Entries from a dataset:
----
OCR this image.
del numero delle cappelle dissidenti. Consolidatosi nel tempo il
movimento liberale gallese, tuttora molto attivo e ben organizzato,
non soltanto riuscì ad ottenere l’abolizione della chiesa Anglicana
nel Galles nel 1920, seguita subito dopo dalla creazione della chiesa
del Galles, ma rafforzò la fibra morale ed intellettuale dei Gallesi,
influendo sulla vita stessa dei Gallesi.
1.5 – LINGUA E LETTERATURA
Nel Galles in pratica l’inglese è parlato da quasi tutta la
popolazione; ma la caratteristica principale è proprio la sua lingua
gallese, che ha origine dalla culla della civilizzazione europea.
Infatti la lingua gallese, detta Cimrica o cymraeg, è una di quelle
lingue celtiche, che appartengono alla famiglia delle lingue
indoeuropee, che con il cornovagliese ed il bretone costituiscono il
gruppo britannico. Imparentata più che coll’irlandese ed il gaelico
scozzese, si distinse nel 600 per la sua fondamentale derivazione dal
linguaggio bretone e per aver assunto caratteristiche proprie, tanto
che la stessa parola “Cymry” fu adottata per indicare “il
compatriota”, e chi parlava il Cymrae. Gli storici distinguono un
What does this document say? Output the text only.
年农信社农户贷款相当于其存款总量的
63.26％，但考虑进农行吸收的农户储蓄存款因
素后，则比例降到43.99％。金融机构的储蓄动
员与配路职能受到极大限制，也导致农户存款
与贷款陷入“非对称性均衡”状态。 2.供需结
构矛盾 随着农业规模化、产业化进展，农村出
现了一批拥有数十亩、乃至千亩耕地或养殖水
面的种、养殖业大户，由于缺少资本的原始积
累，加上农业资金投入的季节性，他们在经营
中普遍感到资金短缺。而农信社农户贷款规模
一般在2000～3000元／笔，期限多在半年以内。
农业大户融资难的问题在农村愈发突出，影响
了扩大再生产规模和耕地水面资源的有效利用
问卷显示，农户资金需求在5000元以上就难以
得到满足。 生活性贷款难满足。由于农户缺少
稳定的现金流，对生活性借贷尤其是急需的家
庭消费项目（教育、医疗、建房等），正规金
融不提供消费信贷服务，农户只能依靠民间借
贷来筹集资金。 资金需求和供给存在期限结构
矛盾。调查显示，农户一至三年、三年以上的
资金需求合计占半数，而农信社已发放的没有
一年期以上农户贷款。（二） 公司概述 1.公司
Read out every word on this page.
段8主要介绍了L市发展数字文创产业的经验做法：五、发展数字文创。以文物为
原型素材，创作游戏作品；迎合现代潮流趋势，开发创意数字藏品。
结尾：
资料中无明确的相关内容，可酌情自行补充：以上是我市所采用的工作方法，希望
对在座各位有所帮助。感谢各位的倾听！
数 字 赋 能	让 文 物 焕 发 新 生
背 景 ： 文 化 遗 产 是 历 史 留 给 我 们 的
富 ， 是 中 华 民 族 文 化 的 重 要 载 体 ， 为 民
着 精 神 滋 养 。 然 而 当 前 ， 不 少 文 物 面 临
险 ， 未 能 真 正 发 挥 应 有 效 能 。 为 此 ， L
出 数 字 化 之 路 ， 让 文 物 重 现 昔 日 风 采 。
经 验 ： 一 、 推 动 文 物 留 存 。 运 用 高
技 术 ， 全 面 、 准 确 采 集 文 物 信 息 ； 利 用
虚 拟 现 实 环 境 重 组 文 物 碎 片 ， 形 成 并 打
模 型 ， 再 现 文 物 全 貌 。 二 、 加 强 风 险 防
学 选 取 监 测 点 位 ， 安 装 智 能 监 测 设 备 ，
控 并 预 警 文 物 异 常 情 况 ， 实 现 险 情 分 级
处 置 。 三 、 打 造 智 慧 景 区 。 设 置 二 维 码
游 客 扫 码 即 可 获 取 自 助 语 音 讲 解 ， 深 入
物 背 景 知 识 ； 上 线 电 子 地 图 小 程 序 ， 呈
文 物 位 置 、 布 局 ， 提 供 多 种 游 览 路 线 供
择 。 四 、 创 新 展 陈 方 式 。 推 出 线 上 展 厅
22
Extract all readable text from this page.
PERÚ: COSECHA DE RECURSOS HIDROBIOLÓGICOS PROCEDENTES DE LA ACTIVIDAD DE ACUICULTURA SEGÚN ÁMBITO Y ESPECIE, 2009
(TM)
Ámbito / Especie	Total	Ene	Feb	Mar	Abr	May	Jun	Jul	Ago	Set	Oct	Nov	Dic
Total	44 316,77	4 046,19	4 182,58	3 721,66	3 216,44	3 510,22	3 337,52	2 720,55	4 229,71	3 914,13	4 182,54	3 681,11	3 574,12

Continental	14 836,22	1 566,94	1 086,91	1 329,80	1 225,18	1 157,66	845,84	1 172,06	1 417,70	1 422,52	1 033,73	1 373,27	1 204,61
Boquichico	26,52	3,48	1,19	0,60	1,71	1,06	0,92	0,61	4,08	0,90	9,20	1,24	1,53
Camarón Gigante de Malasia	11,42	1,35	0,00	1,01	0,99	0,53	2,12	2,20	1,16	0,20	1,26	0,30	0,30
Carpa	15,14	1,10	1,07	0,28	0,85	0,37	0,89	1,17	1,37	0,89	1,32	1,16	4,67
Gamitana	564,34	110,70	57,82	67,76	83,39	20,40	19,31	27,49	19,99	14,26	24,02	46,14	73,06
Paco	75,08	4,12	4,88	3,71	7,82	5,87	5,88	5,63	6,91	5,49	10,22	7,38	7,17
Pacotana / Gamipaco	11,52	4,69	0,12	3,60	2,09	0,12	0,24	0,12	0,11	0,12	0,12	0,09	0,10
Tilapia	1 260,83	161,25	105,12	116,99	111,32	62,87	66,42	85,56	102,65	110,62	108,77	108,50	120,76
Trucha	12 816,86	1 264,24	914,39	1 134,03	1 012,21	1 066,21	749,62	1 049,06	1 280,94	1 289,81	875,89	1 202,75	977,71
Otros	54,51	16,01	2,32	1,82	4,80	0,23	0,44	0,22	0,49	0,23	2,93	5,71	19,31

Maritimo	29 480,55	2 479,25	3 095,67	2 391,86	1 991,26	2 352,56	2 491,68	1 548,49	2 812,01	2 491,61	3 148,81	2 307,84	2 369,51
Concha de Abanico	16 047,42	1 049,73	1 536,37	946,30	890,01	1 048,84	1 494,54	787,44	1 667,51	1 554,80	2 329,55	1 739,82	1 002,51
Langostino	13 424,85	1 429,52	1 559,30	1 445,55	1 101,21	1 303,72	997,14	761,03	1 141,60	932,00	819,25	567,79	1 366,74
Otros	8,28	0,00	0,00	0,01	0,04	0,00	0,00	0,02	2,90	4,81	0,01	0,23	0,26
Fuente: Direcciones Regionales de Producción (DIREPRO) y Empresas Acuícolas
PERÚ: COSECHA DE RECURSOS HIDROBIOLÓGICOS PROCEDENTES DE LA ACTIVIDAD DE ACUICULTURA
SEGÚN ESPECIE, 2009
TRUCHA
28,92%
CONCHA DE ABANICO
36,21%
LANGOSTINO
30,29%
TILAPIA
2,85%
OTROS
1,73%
----
**What the task requires**
Show the lines from the data above that contain the string "chiesa".

**Exercise output**
non soltanto riuscì ad ottenere l’abolizione della chiesa Anglicana
nel Galles nel 1920, seguita subito dopo dalla creazione della chiesa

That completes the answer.